● THE PROBLEM
Transcribe the material verbatim in full; the pictures do not belong in the copy.
**** DATASET EXCERPTS ****
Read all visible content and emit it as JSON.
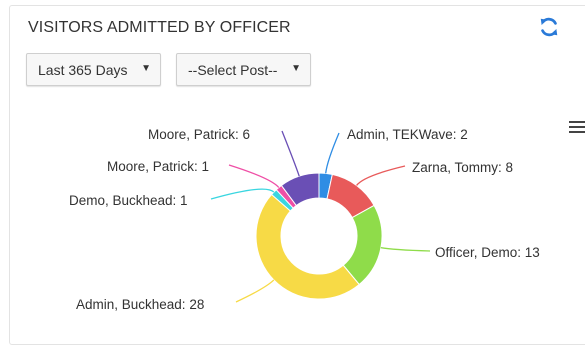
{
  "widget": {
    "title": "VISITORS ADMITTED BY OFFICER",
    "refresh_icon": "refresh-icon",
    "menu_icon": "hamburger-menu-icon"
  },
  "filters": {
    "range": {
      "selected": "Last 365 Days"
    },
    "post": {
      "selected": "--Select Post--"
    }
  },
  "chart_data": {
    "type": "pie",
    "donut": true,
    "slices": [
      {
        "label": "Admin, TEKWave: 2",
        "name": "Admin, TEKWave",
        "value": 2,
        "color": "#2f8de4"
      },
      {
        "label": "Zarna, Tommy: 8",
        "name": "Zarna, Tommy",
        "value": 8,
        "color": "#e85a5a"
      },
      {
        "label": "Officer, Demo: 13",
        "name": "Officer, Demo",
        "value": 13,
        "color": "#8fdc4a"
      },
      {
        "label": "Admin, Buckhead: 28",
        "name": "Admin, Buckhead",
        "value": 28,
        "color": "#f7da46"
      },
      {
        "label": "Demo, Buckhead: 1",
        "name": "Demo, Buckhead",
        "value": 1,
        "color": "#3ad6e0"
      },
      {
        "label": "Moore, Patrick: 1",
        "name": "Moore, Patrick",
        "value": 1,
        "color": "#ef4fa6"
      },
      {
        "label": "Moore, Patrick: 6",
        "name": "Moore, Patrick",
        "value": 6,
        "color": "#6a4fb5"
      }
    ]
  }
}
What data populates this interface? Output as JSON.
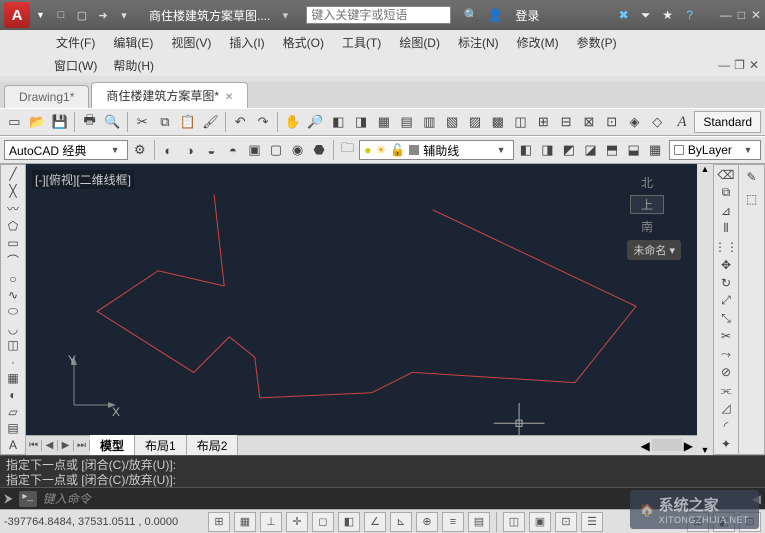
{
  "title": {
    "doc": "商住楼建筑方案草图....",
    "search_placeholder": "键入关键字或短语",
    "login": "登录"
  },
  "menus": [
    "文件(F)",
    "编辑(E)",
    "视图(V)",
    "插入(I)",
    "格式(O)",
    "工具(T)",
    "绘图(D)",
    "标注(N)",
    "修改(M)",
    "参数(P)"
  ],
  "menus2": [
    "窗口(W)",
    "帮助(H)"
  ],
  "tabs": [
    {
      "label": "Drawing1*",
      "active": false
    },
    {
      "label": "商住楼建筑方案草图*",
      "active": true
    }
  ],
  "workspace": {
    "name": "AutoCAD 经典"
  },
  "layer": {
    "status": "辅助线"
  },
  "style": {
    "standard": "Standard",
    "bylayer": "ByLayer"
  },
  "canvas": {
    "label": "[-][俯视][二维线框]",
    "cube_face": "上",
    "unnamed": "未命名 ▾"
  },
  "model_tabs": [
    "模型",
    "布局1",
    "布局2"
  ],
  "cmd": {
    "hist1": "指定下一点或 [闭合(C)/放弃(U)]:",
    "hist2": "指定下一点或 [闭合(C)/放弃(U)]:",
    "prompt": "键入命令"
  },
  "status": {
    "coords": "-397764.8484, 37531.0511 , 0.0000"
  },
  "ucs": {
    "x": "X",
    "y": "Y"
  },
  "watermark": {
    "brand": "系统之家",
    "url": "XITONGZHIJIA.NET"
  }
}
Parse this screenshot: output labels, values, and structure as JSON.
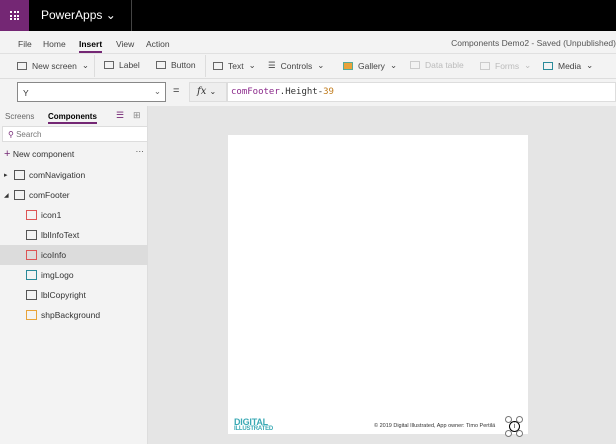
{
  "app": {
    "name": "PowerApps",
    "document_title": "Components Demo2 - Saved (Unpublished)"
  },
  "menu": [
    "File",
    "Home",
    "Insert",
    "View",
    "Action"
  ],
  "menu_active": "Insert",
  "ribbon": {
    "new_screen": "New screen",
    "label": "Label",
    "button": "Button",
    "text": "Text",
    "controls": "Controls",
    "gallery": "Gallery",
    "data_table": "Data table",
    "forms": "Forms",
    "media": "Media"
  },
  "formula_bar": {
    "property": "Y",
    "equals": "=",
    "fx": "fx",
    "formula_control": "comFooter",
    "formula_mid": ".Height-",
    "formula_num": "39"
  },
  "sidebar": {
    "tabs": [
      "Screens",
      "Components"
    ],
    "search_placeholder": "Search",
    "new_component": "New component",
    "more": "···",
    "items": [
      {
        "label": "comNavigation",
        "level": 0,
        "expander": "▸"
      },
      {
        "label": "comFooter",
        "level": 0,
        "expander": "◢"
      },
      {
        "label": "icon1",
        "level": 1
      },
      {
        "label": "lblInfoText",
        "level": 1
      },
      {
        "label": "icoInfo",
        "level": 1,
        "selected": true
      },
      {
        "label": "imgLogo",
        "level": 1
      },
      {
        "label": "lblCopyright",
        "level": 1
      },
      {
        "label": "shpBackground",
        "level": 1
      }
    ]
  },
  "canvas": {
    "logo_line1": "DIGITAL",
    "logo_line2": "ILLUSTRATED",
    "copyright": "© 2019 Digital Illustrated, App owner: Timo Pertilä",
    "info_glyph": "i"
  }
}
****
● RESULT
Read all visible content and emit it as JSON.
{
  "widget": {
    "title": "VISITORS ADMITTED BY OFFICER",
    "refresh_icon": "refresh-icon",
    "menu_icon": "hamburger-menu-icon"
  },
  "filters": {
    "range": {
      "selected": "Last 365 Days"
    },
    "post": {
      "selected": "--Select Post--"
    }
  },
  "chart_data": {
    "type": "pie",
    "donut": true,
    "slices": [
      {
        "label": "Admin, TEKWave: 2",
        "name": "Admin, TEKWave",
        "value": 2,
        "color": "#2f8de4"
      },
      {
        "label": "Zarna, Tommy: 8",
        "name": "Zarna, Tommy",
        "value": 8,
        "color": "#e85a5a"
      },
      {
        "label": "Officer, Demo: 13",
        "name": "Officer, Demo",
        "value": 13,
        "color": "#8fdc4a"
      },
      {
        "label": "Admin, Buckhead: 28",
        "name": "Admin, Buckhead",
        "value": 28,
        "color": "#f7da46"
      },
      {
        "label": "Demo, Buckhead: 1",
        "name": "Demo, Buckhead",
        "value": 1,
        "color": "#3ad6e0"
      },
      {
        "label": "Moore, Patrick: 1",
        "name": "Moore, Patrick",
        "value": 1,
        "color": "#ef4fa6"
      },
      {
        "label": "Moore, Patrick: 6",
        "name": "Moore, Patrick",
        "value": 6,
        "color": "#6a4fb5"
      }
    ]
  }
}
What data populates this interface? Output as JSON.
{
  "title": {
    "doc": "商住楼建筑方案草图....",
    "search_placeholder": "键入关键字或短语",
    "login": "登录"
  },
  "menus": [
    "文件(F)",
    "编辑(E)",
    "视图(V)",
    "插入(I)",
    "格式(O)",
    "工具(T)",
    "绘图(D)",
    "标注(N)",
    "修改(M)",
    "参数(P)"
  ],
  "menus2": [
    "窗口(W)",
    "帮助(H)"
  ],
  "tabs": [
    {
      "label": "Drawing1*",
      "active": false
    },
    {
      "label": "商住楼建筑方案草图*",
      "active": true
    }
  ],
  "workspace": {
    "name": "AutoCAD 经典"
  },
  "layer": {
    "status": "辅助线"
  },
  "style": {
    "standard": "Standard",
    "bylayer": "ByLayer"
  },
  "canvas": {
    "label": "[-][俯视][二维线框]",
    "cube_face": "上",
    "unnamed": "未命名 ▾"
  },
  "model_tabs": [
    "模型",
    "布局1",
    "布局2"
  ],
  "cmd": {
    "hist1": "指定下一点或 [闭合(C)/放弃(U)]:",
    "hist2": "指定下一点或 [闭合(C)/放弃(U)]:",
    "prompt": "键入命令"
  },
  "status": {
    "coords": "-397764.8484, 37531.0511 , 0.0000"
  },
  "ucs": {
    "x": "X",
    "y": "Y"
  },
  "watermark": {
    "brand": "系统之家",
    "url": "XITONGZHIJIA.NET"
  }
}
Parse this screenshot: output labels, values, and structure as JSON.
{
  "app": {
    "name": "PowerApps",
    "document_title": "Components Demo2 - Saved (Unpublished)"
  },
  "menu": [
    "File",
    "Home",
    "Insert",
    "View",
    "Action"
  ],
  "menu_active": "Insert",
  "ribbon": {
    "new_screen": "New screen",
    "label": "Label",
    "button": "Button",
    "text": "Text",
    "controls": "Controls",
    "gallery": "Gallery",
    "data_table": "Data table",
    "forms": "Forms",
    "media": "Media"
  },
  "formula_bar": {
    "property": "Y",
    "equals": "=",
    "fx": "fx",
    "formula_control": "comFooter",
    "formula_mid": ".Height-",
    "formula_num": "39"
  },
  "sidebar": {
    "tabs": [
      "Screens",
      "Components"
    ],
    "search_placeholder": "Search",
    "new_component": "New component",
    "more": "···",
    "items": [
      {
        "label": "comNavigation",
        "level": 0,
        "expander": "▸"
      },
      {
        "label": "comFooter",
        "level": 0,
        "expander": "◢"
      },
      {
        "label": "icon1",
        "level": 1
      },
      {
        "label": "lblInfoText",
        "level": 1
      },
      {
        "label": "icoInfo",
        "level": 1,
        "selected": true
      },
      {
        "label": "imgLogo",
        "level": 1
      },
      {
        "label": "lblCopyright",
        "level": 1
      },
      {
        "label": "shpBackground",
        "level": 1
      }
    ]
  },
  "canvas": {
    "logo_line1": "DIGITAL",
    "logo_line2": "ILLUSTRATED",
    "copyright": "© 2019 Digital Illustrated, App owner: Timo Pertilä",
    "info_glyph": "i"
  }
}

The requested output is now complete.